# What the task requires:
Provide an exact transcription of all the records.

# Entries:
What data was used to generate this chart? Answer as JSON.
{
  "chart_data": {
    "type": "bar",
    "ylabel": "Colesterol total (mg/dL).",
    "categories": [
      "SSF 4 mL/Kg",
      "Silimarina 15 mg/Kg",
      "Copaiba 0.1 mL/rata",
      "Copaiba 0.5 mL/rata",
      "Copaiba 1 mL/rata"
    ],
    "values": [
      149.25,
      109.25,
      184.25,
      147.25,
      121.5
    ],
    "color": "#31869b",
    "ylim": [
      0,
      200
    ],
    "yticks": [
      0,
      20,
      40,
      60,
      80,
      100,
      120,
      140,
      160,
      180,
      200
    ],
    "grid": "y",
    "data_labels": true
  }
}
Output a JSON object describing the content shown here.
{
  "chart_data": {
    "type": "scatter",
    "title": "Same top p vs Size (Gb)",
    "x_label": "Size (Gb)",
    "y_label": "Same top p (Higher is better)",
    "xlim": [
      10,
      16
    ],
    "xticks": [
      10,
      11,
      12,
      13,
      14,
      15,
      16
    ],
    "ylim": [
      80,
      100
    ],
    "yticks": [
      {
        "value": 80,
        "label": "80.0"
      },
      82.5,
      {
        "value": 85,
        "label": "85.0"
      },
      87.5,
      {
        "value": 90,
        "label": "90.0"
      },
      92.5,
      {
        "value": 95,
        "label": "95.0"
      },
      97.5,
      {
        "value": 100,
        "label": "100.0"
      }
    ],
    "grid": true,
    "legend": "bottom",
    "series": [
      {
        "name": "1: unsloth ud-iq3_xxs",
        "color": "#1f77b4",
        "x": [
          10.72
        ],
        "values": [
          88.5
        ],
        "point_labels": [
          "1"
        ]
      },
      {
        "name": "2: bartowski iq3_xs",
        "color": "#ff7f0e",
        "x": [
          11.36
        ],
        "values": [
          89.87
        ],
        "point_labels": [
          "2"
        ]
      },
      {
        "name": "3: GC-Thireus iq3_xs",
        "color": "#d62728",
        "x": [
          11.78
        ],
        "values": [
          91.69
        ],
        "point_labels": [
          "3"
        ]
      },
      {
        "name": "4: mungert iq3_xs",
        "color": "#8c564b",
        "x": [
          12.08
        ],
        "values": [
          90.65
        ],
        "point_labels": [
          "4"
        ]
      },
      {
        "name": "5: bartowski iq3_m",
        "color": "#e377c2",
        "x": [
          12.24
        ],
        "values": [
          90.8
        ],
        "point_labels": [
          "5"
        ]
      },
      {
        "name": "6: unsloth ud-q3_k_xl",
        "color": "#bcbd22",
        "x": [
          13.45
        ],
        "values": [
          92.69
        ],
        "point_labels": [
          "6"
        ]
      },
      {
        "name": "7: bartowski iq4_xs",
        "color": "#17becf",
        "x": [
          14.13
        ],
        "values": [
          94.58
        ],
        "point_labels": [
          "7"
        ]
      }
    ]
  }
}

# Solution for this exercise:
What data was used to generate this chart? Answer as JSON.
{
  "chart_data": {
    "type": "bar",
    "ylabel": "Colesterol total (mg/dL).",
    "categories": [
      "SSF 4 mL/Kg",
      "Silimarina 15 mg/Kg",
      "Copaiba 0.1 mL/rata",
      "Copaiba 0.5 mL/rata",
      "Copaiba 1 mL/rata"
    ],
    "values": [
      149.25,
      109.25,
      184.25,
      147.25,
      121.5
    ],
    "color": "#31869b",
    "ylim": [
      0,
      200
    ],
    "yticks": [
      0,
      20,
      40,
      60,
      80,
      100,
      120,
      140,
      160,
      180,
      200
    ],
    "grid": "y",
    "data_labels": true
  }
}
Output a JSON object describing the content shown here.
{
  "chart_data": {
    "type": "scatter",
    "title": "Same top p vs Size (Gb)",
    "x_label": "Size (Gb)",
    "y_label": "Same top p (Higher is better)",
    "xlim": [
      10,
      16
    ],
    "xticks": [
      10,
      11,
      12,
      13,
      14,
      15,
      16
    ],
    "ylim": [
      80,
      100
    ],
    "yticks": [
      {
        "value": 80,
        "label": "80.0"
      },
      82.5,
      {
        "value": 85,
        "label": "85.0"
      },
      87.5,
      {
        "value": 90,
        "label": "90.0"
      },
      92.5,
      {
        "value": 95,
        "label": "95.0"
      },
      97.5,
      {
        "value": 100,
        "label": "100.0"
      }
    ],
    "grid": true,
    "legend": "bottom",
    "series": [
      {
        "name": "1: unsloth ud-iq3_xxs",
        "color": "#1f77b4",
        "x": [
          10.72
        ],
        "values": [
          88.5
        ],
        "point_labels": [
          "1"
        ]
      },
      {
        "name": "2: bartowski iq3_xs",
        "color": "#ff7f0e",
        "x": [
          11.36
        ],
        "values": [
          89.87
        ],
        "point_labels": [
          "2"
        ]
      },
      {
        "name": "3: GC-Thireus iq3_xs",
        "color": "#d62728",
        "x": [
          11.78
        ],
        "values": [
          91.69
        ],
        "point_labels": [
          "3"
        ]
      },
      {
        "name": "4: mungert iq3_xs",
        "color": "#8c564b",
        "x": [
          12.08
        ],
        "values": [
          90.65
        ],
        "point_labels": [
          "4"
        ]
      },
      {
        "name": "5: bartowski iq3_m",
        "color": "#e377c2",
        "x": [
          12.24
        ],
        "values": [
          90.8
        ],
        "point_labels": [
          "5"
        ]
      },
      {
        "name": "6: unsloth ud-q3_k_xl",
        "color": "#bcbd22",
        "x": [
          13.45
        ],
        "values": [
          92.69
        ],
        "point_labels": [
          "6"
        ]
      },
      {
        "name": "7: bartowski iq4_xs",
        "color": "#17becf",
        "x": [
          14.13
        ],
        "values": [
          94.58
        ],
        "point_labels": [
          "7"
        ]
      }
    ]
  }
}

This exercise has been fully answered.